§ **Task to carry out**
Output exactly, and only, the stretch of lines beginning at the line with "Read all visible content and emit it as JSON." and ending at the last line of the listing below. Drop the pictures.

§ **Input records**
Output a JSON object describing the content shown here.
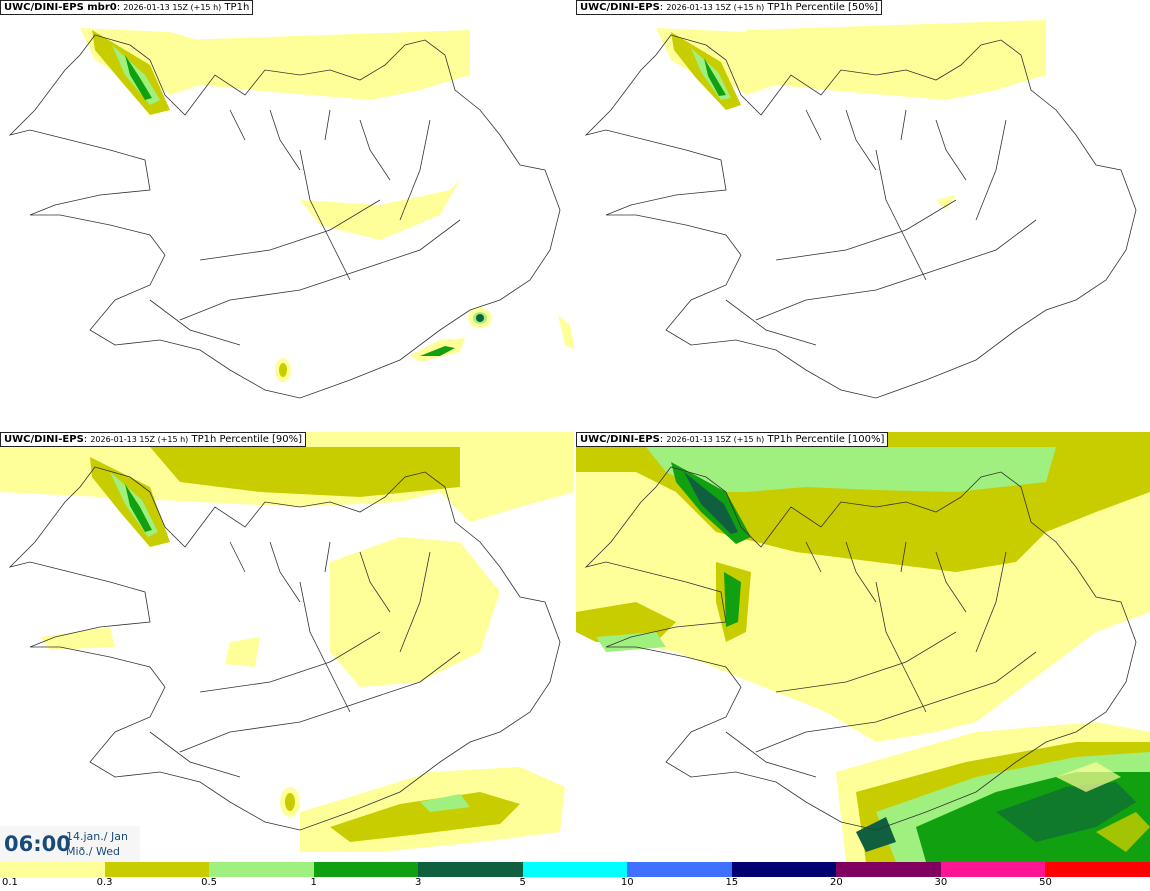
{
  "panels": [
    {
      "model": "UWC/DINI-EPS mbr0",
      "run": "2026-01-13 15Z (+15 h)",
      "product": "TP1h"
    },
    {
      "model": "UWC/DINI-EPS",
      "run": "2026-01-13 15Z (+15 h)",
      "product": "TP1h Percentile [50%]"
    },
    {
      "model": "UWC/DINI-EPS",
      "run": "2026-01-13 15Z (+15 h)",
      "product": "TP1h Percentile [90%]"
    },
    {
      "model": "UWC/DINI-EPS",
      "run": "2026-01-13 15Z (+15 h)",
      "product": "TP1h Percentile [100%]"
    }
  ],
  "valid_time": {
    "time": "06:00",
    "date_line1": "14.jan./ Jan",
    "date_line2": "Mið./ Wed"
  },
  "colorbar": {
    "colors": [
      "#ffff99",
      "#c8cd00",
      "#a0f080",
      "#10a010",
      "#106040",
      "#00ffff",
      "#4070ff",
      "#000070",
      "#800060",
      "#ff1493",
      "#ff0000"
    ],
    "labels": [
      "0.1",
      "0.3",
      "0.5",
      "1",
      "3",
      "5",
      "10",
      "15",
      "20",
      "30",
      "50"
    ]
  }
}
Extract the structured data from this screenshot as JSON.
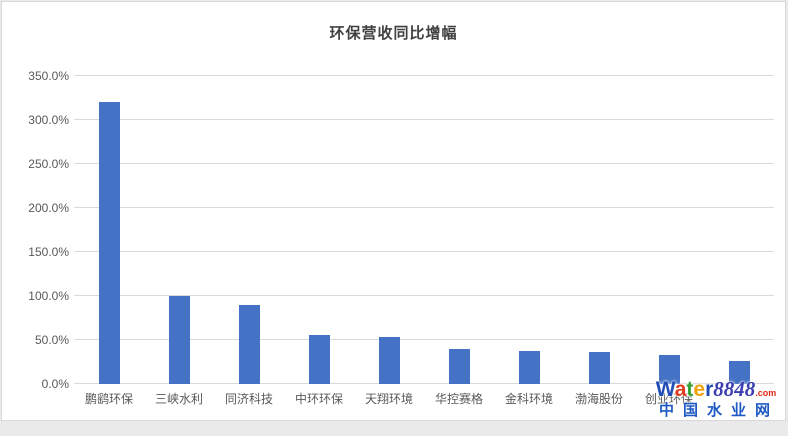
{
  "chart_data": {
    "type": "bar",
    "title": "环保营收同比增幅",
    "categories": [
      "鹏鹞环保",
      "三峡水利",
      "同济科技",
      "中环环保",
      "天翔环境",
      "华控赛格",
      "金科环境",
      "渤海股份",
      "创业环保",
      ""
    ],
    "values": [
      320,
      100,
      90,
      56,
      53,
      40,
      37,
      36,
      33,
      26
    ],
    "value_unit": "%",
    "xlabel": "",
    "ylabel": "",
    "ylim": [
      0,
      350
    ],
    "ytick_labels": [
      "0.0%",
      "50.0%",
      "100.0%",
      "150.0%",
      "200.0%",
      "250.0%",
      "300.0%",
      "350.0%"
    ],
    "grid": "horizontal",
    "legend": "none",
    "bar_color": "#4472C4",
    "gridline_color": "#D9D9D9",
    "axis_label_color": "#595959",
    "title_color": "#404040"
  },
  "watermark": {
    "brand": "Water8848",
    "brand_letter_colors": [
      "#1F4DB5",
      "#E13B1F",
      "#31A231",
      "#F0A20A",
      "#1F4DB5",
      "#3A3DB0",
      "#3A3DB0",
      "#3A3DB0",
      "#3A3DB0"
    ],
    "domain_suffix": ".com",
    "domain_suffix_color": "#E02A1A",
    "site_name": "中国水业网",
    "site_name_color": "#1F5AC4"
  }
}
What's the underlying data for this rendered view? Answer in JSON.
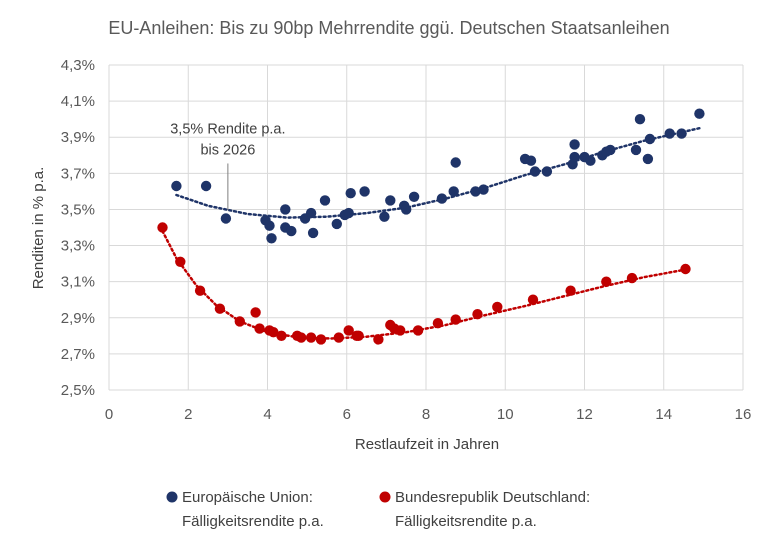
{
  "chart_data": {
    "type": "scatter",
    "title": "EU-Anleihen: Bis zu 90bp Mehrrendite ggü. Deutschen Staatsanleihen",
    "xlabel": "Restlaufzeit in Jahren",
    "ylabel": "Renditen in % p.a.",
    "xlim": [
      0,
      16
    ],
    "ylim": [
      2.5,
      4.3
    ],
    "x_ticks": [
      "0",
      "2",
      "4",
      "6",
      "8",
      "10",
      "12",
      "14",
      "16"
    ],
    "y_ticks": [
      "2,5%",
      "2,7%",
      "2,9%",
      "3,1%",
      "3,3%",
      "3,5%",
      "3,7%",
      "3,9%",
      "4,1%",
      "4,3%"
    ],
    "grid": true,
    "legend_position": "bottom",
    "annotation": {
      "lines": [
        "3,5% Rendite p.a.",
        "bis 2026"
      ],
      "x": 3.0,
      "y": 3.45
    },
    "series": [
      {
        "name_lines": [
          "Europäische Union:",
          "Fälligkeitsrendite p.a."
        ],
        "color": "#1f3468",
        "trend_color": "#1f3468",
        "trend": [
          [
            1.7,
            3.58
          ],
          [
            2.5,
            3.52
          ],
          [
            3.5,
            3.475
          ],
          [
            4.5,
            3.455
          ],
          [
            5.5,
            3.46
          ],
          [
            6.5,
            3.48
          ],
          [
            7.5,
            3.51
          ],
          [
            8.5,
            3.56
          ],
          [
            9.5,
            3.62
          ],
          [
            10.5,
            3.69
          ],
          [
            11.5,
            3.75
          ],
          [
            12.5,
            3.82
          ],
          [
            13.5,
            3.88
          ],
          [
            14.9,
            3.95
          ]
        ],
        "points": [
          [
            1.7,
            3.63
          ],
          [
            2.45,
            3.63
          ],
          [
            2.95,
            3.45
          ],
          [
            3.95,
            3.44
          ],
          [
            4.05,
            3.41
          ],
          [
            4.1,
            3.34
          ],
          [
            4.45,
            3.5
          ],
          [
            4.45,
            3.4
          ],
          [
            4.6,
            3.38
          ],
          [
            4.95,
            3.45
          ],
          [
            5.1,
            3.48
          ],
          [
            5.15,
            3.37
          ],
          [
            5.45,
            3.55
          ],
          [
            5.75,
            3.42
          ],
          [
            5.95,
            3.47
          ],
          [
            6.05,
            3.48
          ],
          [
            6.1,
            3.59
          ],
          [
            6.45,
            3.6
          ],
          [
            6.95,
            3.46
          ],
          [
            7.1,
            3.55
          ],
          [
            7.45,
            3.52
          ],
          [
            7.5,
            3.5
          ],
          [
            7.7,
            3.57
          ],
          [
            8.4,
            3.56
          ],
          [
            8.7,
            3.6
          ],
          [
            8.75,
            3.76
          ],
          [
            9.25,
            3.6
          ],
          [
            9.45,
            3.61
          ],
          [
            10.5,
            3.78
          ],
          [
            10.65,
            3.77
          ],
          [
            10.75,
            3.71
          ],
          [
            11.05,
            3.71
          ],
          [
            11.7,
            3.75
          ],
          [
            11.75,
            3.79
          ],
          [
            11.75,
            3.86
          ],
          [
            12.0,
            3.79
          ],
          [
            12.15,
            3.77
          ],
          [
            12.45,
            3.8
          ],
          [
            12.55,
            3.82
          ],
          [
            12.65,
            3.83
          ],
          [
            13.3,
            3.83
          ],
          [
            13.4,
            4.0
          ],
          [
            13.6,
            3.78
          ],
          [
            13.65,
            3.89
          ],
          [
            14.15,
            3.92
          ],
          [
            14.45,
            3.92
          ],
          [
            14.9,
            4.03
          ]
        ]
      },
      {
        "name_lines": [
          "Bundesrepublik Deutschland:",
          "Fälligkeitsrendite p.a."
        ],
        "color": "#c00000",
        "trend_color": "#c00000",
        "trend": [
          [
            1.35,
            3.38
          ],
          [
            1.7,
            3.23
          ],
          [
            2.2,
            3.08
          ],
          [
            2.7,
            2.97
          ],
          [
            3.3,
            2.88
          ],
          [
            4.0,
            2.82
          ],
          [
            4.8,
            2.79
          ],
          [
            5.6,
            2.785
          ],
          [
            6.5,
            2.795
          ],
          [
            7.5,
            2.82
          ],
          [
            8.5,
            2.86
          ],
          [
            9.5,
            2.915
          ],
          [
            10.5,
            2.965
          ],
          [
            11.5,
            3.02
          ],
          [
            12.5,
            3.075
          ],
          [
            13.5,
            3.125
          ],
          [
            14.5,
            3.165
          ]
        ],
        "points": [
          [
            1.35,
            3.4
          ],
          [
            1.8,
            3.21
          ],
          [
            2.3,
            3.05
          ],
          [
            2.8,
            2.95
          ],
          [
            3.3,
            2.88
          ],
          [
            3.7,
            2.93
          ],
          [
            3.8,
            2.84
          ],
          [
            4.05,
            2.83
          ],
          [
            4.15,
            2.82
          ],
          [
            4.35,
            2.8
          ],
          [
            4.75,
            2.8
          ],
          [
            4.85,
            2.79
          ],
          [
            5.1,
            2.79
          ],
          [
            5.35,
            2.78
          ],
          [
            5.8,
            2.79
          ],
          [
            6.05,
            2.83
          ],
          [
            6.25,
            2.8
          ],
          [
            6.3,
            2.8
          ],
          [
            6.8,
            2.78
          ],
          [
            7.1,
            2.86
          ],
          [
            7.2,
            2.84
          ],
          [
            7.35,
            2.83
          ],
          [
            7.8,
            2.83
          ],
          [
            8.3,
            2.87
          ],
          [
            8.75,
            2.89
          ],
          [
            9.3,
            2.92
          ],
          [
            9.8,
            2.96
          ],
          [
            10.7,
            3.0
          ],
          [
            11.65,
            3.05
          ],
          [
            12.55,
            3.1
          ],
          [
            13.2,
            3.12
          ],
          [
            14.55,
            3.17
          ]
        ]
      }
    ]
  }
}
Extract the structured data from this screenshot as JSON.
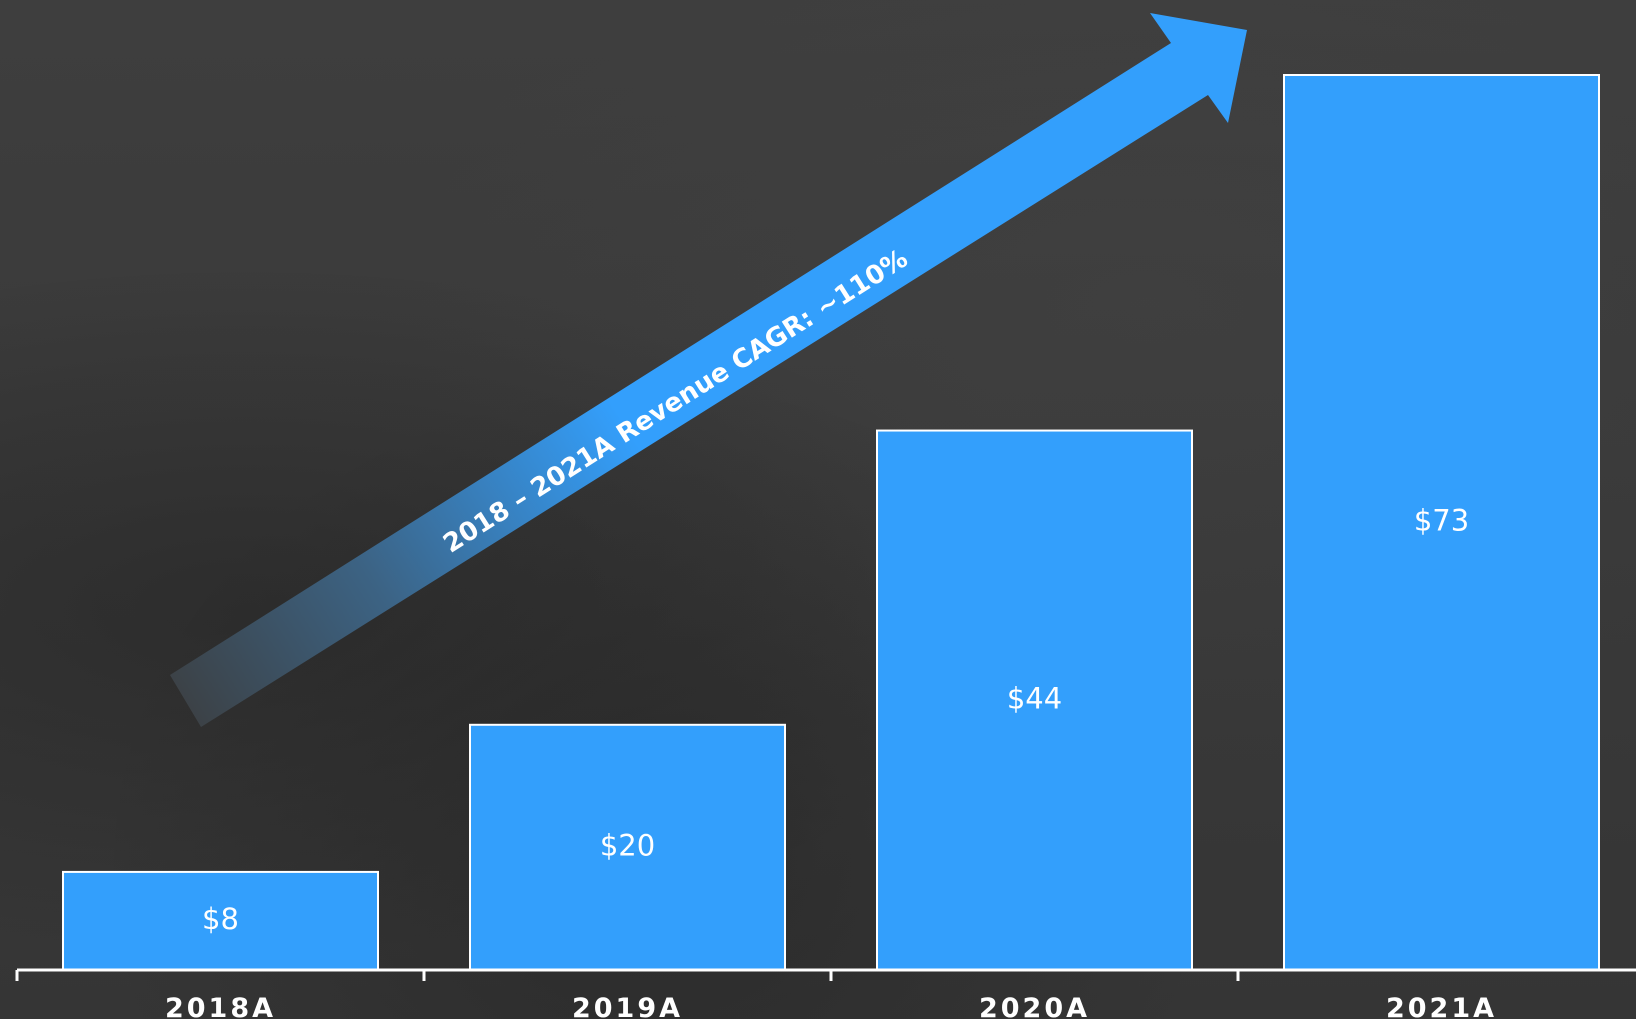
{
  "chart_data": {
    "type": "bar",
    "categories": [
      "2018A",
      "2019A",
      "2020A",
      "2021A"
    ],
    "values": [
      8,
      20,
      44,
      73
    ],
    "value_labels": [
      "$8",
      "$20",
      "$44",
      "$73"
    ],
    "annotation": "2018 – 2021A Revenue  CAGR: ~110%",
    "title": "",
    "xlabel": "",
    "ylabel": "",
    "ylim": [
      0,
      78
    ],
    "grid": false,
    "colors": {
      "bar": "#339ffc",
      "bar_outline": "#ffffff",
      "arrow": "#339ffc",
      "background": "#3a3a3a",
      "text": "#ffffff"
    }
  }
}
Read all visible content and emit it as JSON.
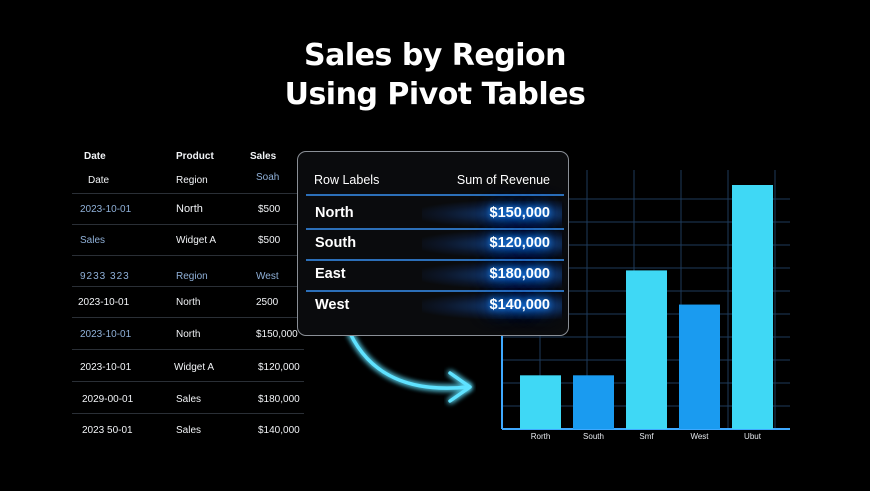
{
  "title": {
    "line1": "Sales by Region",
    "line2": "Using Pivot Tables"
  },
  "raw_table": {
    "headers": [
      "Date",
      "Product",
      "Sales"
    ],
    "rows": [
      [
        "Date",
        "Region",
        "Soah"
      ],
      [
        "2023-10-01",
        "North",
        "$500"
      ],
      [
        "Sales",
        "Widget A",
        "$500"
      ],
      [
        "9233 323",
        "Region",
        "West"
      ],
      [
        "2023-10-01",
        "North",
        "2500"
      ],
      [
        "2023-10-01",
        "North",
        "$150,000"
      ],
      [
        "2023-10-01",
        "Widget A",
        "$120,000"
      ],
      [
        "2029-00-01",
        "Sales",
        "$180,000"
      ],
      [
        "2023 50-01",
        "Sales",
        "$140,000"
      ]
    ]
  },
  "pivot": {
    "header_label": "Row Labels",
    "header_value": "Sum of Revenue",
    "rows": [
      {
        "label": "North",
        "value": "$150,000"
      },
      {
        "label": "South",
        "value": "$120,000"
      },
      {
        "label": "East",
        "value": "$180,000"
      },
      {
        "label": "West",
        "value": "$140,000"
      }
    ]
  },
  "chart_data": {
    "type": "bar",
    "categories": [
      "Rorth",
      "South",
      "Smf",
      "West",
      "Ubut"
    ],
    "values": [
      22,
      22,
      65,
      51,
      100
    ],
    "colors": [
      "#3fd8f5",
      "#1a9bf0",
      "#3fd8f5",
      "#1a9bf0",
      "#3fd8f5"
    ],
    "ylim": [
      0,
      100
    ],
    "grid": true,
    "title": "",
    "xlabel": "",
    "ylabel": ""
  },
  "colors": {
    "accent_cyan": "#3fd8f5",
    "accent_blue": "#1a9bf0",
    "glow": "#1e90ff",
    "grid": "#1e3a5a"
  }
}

§ **Result of the task**
Read all visible content and emit it as JSON.
{
  "title": {
    "line1": "Sales by Region",
    "line2": "Using Pivot Tables"
  },
  "raw_table": {
    "headers": [
      "Date",
      "Product",
      "Sales"
    ],
    "rows": [
      [
        "Date",
        "Region",
        "Soah"
      ],
      [
        "2023-10-01",
        "North",
        "$500"
      ],
      [
        "Sales",
        "Widget A",
        "$500"
      ],
      [
        "9233 323",
        "Region",
        "West"
      ],
      [
        "2023-10-01",
        "North",
        "2500"
      ],
      [
        "2023-10-01",
        "North",
        "$150,000"
      ],
      [
        "2023-10-01",
        "Widget A",
        "$120,000"
      ],
      [
        "2029-00-01",
        "Sales",
        "$180,000"
      ],
      [
        "2023 50-01",
        "Sales",
        "$140,000"
      ]
    ]
  },
  "pivot": {
    "header_label": "Row Labels",
    "header_value": "Sum of Revenue",
    "rows": [
      {
        "label": "North",
        "value": "$150,000"
      },
      {
        "label": "South",
        "value": "$120,000"
      },
      {
        "label": "East",
        "value": "$180,000"
      },
      {
        "label": "West",
        "value": "$140,000"
      }
    ]
  },
  "chart_data": {
    "type": "bar",
    "categories": [
      "Rorth",
      "South",
      "Smf",
      "West",
      "Ubut"
    ],
    "values": [
      22,
      22,
      65,
      51,
      100
    ],
    "colors": [
      "#3fd8f5",
      "#1a9bf0",
      "#3fd8f5",
      "#1a9bf0",
      "#3fd8f5"
    ],
    "ylim": [
      0,
      100
    ],
    "grid": true,
    "title": "",
    "xlabel": "",
    "ylabel": ""
  },
  "colors": {
    "accent_cyan": "#3fd8f5",
    "accent_blue": "#1a9bf0",
    "glow": "#1e90ff",
    "grid": "#1e3a5a"
  }
}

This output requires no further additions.